Given problem –
Look below. Copy each line that has "xlabel" in it.

□ □ □ □ □ □ □

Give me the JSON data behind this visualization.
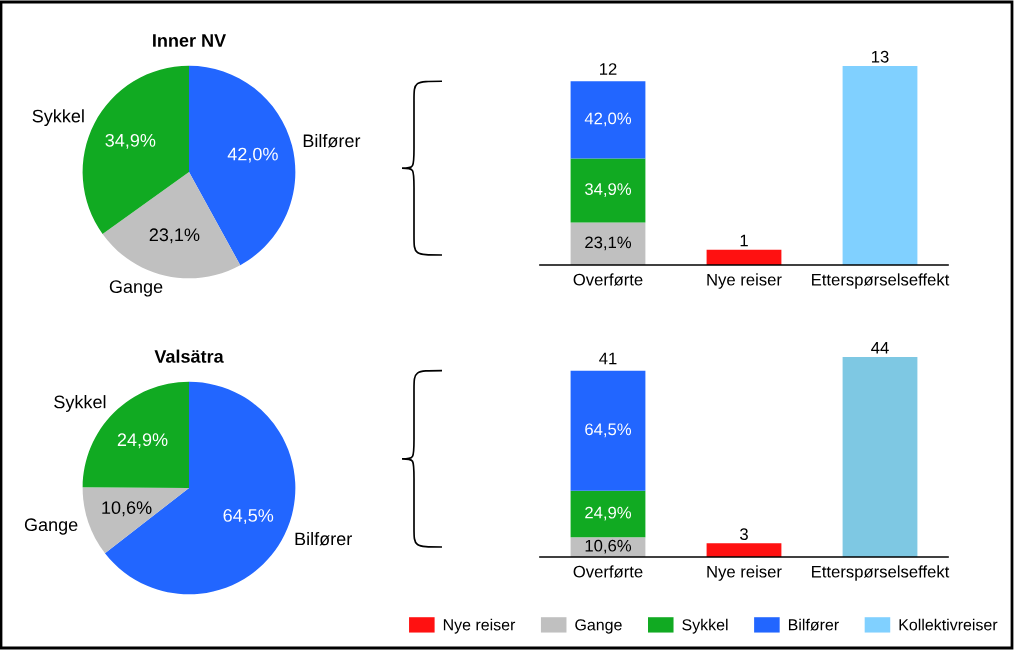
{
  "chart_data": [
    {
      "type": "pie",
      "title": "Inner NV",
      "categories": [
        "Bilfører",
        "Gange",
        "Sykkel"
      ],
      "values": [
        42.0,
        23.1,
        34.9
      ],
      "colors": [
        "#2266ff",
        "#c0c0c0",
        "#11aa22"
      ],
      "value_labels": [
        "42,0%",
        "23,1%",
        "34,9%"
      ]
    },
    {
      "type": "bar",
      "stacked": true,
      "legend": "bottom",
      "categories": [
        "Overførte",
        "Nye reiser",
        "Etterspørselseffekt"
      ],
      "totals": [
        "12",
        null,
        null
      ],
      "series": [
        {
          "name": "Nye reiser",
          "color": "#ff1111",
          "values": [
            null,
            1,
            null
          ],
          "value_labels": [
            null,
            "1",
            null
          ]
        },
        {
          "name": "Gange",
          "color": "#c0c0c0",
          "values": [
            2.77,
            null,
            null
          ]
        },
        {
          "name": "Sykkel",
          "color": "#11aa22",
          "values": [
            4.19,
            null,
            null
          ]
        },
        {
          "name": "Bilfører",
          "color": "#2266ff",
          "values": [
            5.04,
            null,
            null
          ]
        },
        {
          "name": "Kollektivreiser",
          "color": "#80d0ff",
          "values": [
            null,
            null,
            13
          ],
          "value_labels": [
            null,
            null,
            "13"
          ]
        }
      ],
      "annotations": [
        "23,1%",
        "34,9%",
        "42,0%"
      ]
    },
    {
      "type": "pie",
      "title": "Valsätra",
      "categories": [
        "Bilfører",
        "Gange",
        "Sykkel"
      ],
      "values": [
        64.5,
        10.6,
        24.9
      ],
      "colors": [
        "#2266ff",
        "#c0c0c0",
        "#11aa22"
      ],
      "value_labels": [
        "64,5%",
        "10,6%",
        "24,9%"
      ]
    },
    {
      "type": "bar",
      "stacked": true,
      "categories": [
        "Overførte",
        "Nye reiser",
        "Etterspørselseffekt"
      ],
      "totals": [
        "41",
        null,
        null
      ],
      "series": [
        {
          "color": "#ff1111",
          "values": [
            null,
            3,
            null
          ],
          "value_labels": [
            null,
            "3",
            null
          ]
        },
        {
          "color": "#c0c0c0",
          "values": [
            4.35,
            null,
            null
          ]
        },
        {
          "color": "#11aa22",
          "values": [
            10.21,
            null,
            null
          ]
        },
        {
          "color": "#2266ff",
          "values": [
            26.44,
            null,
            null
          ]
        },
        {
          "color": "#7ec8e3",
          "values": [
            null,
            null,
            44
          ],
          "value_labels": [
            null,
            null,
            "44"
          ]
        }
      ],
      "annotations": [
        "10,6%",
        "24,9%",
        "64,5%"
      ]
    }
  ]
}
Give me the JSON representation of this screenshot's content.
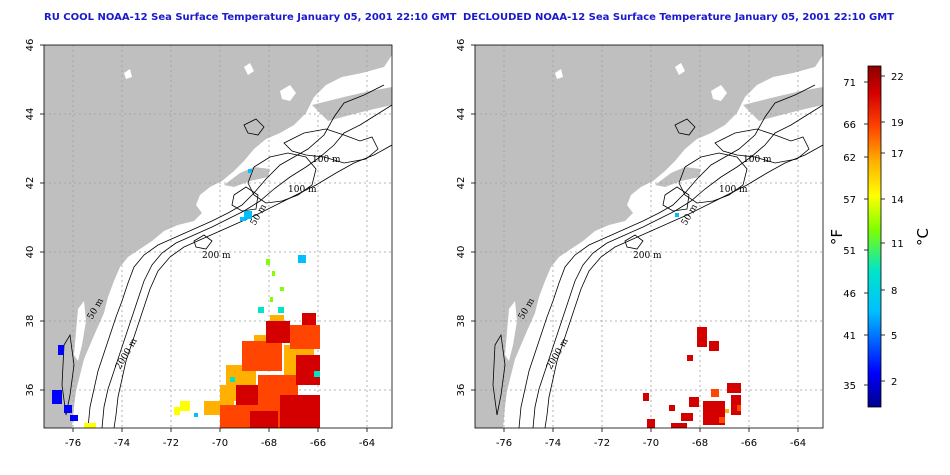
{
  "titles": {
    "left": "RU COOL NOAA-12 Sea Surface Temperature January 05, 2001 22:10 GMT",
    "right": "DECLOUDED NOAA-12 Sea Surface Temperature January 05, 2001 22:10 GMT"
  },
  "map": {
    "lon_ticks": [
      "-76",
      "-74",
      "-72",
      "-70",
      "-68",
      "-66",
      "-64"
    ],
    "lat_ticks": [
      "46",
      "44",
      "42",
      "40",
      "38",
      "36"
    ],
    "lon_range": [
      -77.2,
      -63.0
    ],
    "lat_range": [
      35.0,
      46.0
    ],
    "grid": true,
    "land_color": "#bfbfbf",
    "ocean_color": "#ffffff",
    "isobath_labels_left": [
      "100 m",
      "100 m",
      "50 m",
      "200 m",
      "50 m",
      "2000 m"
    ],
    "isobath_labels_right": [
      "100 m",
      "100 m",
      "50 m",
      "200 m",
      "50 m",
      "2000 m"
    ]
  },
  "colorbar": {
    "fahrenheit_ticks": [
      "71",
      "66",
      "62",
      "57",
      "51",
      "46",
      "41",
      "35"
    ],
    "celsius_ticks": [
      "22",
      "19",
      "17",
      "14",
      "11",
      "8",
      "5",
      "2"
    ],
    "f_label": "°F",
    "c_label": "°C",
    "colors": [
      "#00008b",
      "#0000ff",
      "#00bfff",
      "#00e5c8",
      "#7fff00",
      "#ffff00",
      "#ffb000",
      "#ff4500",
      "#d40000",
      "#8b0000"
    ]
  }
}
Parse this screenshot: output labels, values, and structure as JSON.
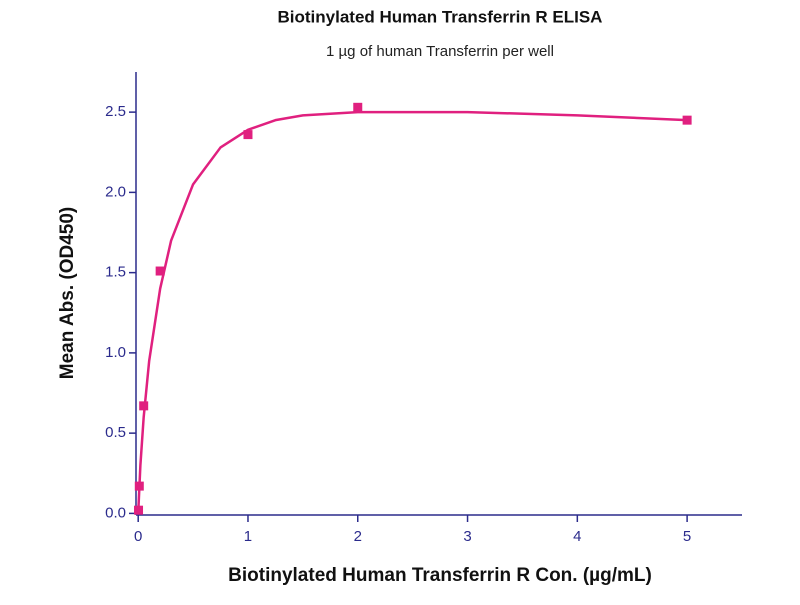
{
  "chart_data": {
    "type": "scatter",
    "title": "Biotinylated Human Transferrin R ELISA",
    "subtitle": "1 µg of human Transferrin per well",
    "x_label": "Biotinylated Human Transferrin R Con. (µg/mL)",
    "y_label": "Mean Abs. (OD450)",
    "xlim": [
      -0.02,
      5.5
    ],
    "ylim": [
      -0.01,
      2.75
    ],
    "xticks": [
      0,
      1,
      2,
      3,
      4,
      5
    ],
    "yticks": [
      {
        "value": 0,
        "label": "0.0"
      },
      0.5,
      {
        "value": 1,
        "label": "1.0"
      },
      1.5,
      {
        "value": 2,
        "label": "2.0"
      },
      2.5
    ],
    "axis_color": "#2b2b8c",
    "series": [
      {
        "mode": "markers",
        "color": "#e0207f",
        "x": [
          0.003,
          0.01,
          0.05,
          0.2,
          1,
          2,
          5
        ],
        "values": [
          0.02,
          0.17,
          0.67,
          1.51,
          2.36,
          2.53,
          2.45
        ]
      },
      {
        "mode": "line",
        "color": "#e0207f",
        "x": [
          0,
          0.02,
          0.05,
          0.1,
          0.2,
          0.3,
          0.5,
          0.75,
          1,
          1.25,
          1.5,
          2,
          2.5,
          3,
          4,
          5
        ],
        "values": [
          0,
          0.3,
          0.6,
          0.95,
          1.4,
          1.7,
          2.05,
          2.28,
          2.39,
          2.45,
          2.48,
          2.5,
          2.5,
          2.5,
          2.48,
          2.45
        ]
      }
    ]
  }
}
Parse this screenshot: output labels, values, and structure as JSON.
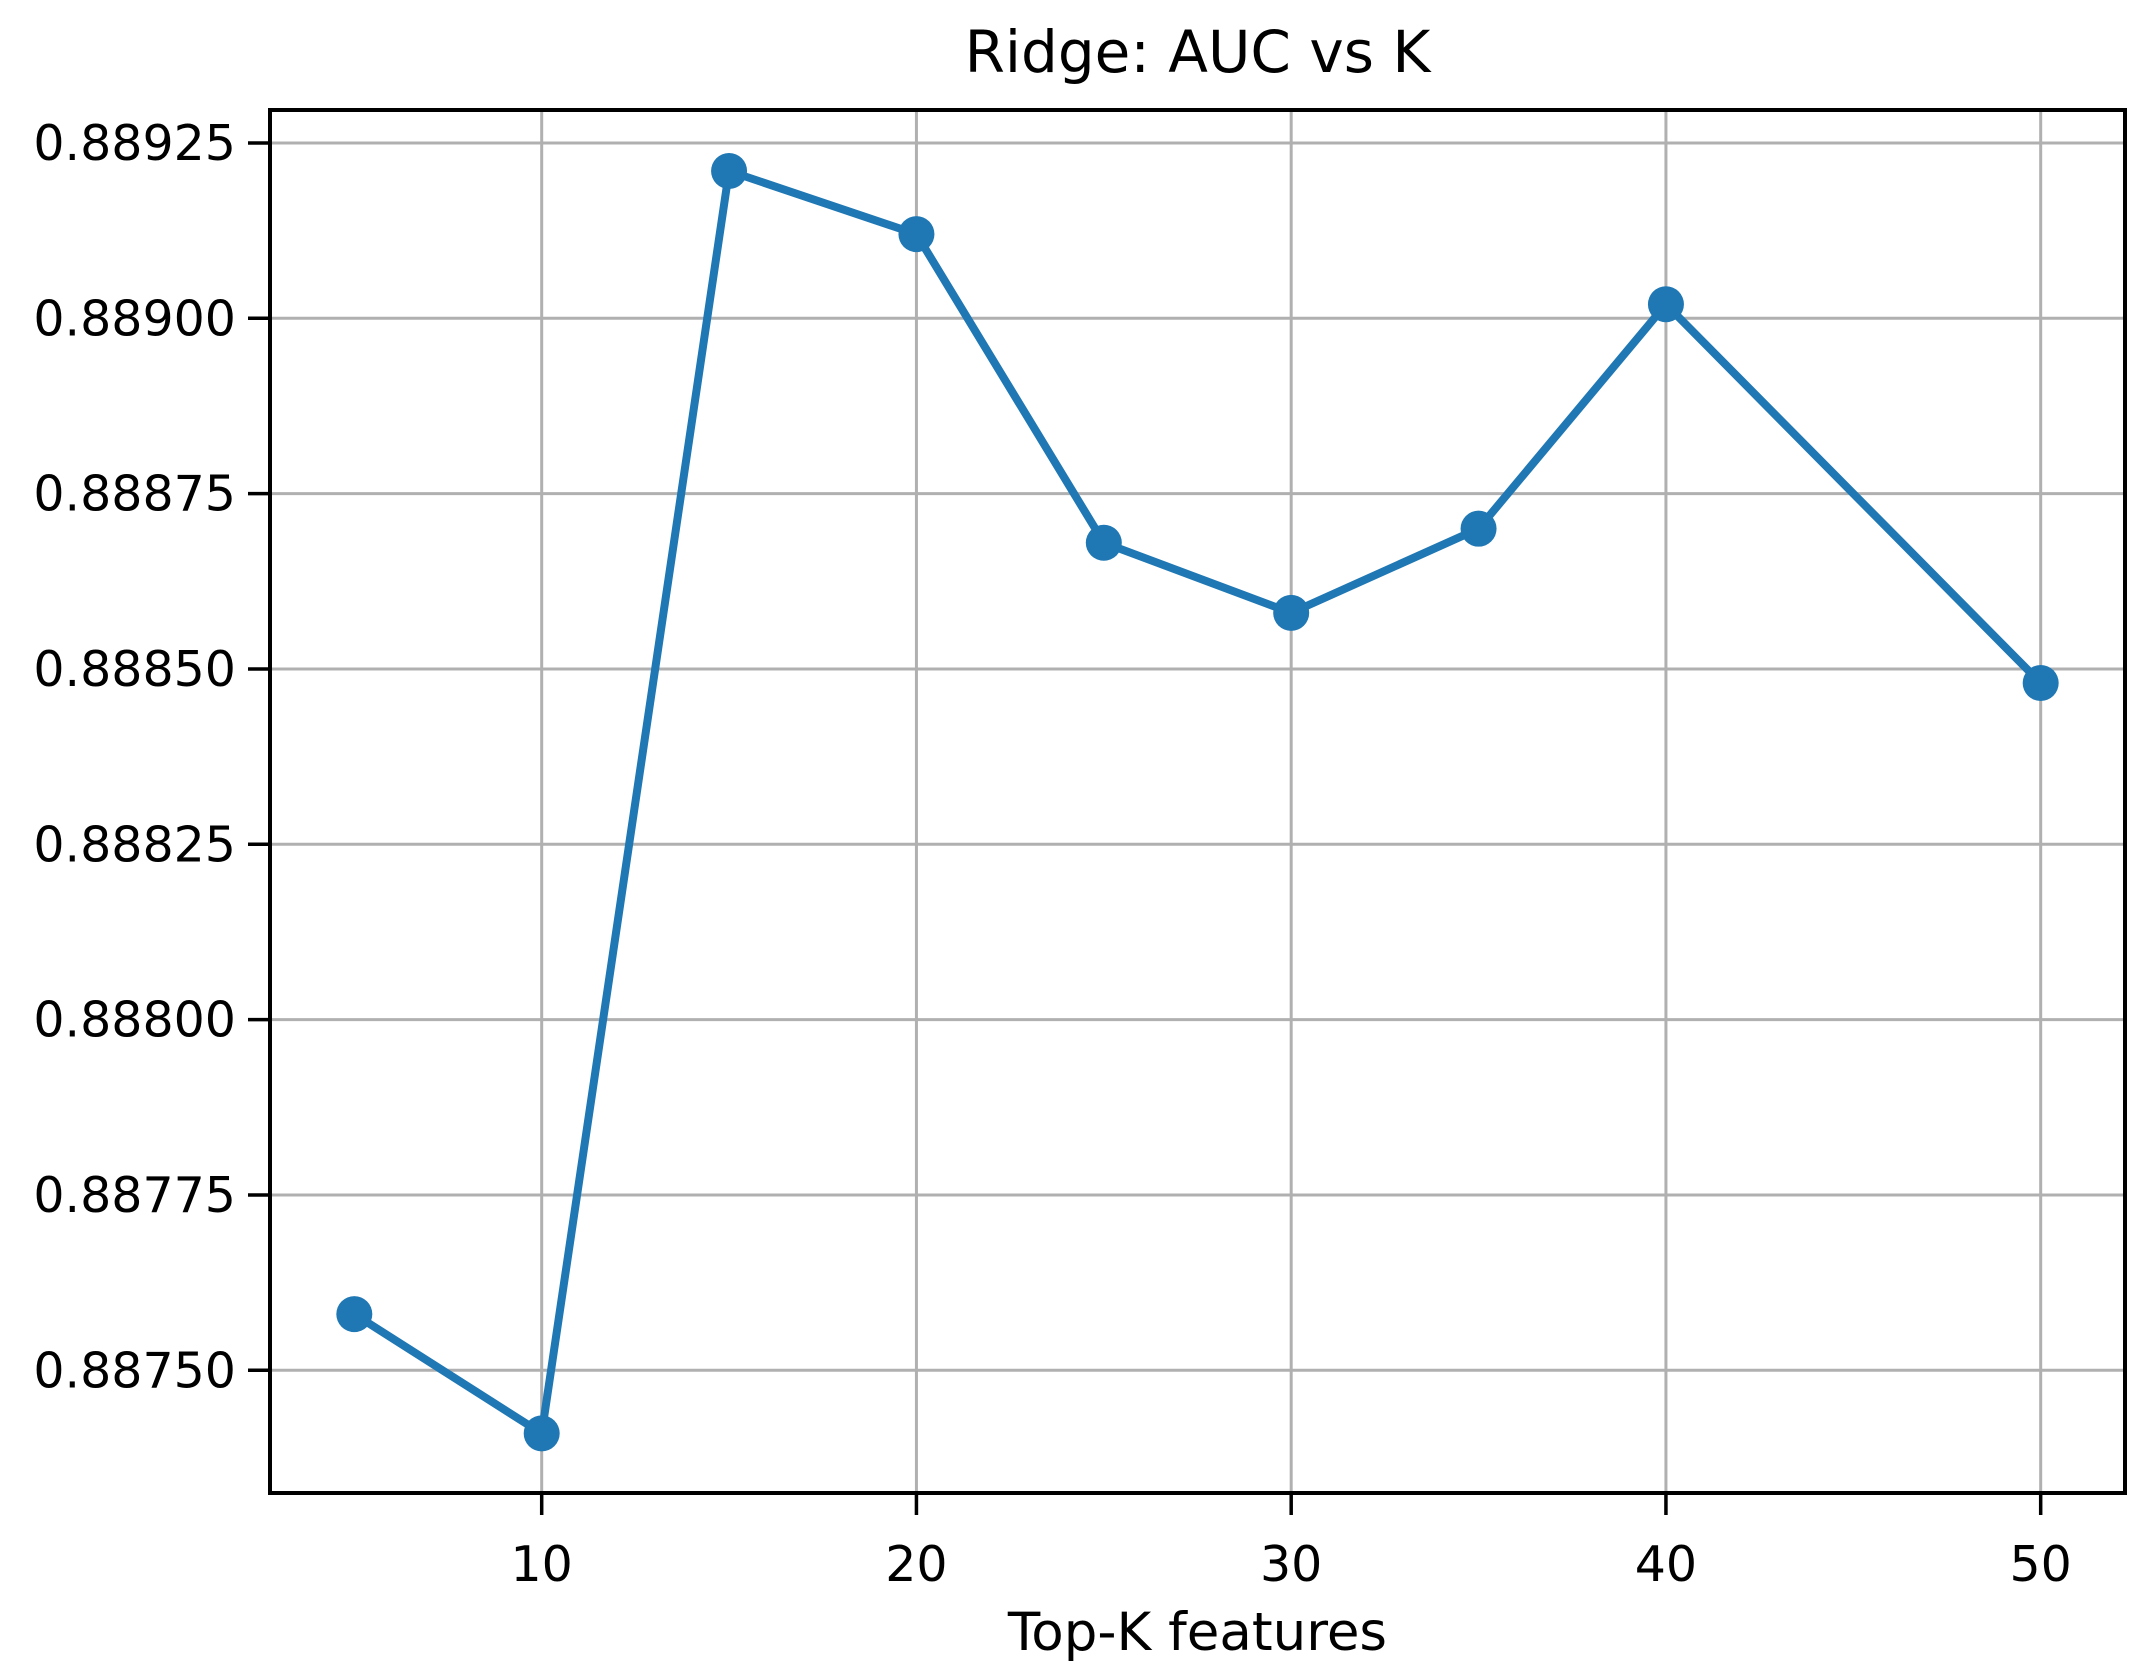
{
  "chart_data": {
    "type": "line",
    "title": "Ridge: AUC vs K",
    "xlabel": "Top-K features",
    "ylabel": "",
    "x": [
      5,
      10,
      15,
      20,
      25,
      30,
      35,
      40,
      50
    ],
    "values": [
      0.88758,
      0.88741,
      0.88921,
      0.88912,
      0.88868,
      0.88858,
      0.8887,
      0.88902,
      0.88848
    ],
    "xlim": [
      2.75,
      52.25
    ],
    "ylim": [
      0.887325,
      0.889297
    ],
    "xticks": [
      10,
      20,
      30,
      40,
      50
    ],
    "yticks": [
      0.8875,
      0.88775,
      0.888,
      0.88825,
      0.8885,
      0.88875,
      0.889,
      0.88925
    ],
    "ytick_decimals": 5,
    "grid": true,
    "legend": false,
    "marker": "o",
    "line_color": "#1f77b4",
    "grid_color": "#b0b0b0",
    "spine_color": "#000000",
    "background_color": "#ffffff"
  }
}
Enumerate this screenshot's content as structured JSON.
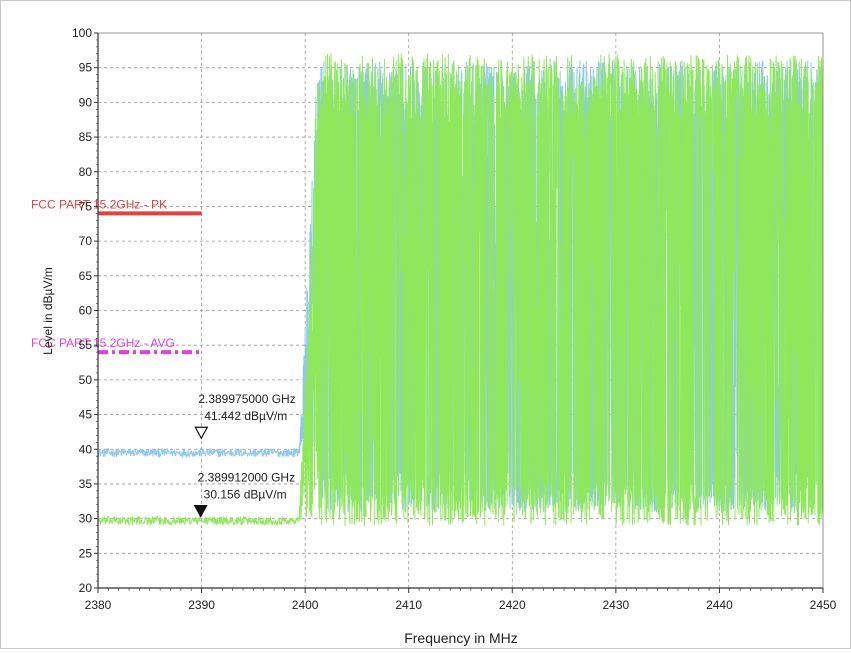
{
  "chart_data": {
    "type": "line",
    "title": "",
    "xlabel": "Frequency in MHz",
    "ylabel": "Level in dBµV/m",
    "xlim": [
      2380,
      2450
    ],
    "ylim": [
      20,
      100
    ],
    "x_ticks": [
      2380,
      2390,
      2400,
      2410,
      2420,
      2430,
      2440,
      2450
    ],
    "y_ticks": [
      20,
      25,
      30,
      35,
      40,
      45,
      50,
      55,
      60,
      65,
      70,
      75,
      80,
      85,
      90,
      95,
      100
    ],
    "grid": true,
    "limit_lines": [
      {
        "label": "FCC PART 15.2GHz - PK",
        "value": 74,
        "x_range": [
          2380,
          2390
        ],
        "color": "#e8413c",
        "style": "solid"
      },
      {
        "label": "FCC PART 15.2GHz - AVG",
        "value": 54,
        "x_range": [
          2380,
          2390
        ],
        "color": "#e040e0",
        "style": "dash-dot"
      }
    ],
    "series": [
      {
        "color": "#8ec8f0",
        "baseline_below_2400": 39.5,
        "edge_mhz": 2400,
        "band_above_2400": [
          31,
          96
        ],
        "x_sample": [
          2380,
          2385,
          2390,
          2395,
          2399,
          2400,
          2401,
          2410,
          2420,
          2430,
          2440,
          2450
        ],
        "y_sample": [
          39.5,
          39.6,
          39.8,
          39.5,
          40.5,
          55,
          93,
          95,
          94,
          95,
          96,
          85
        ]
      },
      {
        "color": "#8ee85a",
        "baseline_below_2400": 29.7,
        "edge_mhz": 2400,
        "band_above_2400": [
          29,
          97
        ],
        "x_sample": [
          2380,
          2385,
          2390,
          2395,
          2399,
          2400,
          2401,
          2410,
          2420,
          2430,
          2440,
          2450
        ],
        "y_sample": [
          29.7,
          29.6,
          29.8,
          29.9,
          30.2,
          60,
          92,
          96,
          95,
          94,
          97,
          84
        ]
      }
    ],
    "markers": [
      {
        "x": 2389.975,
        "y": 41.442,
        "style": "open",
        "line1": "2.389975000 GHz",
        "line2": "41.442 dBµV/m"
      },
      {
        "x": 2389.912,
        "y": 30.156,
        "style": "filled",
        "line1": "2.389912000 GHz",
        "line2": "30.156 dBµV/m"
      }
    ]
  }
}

□ □ □ □ □ □ □

Output for this task –
    "xlabel": "Top-K features",
    "xlabel": "Frequency in MHz",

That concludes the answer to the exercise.